Set problem
Restate all of the entries exactly, dropping any pictures they hold.
-- start Records shown --
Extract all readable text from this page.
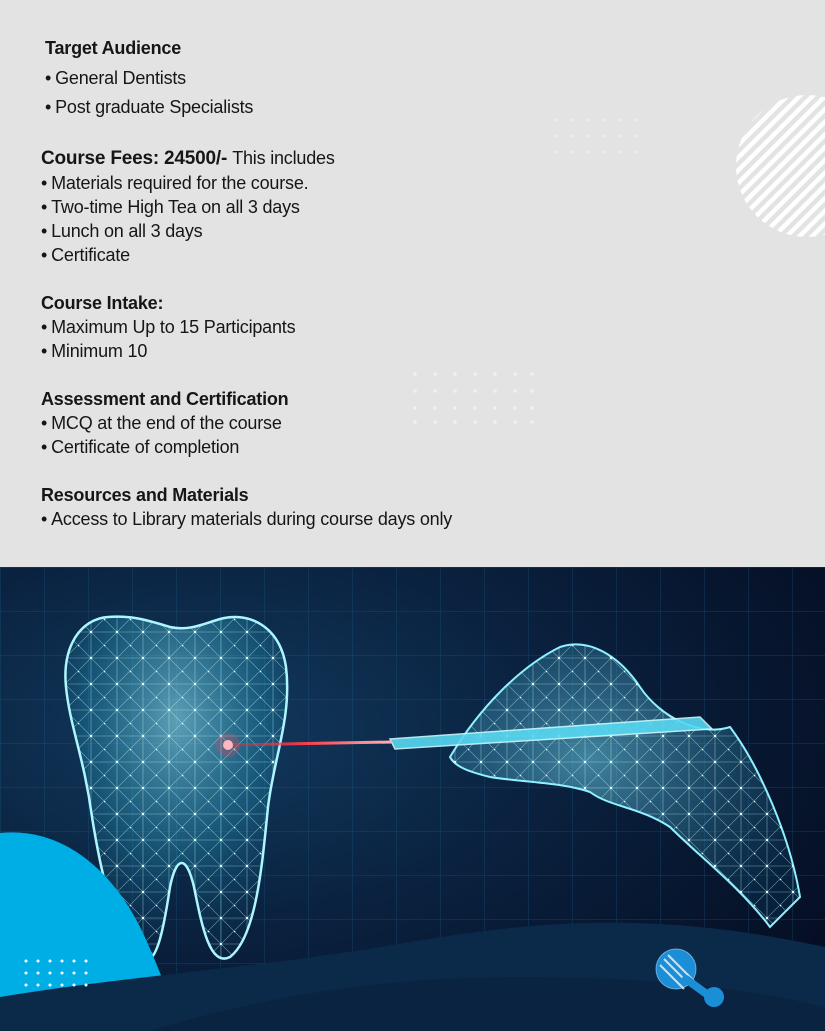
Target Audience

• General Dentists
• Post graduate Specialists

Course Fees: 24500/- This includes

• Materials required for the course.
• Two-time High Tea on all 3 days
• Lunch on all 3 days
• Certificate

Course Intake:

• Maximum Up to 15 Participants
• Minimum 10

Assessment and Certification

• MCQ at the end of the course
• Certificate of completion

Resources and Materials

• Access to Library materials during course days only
-- end Records shown --
Task result
Extract all readable text from this page.
Target Audience

• General Dentists
• Post graduate Specialists

Course Fees: 24500/- This includes

• Materials required for the course.
• Two-time High Tea on all 3 days
• Lunch on all 3 days
• Certificate

Course Intake:

• Maximum Up to 15 Participants
• Minimum 10

Assessment and Certification

• MCQ at the end of the course
• Certificate of completion

Resources and Materials

• Access to Library materials during course days only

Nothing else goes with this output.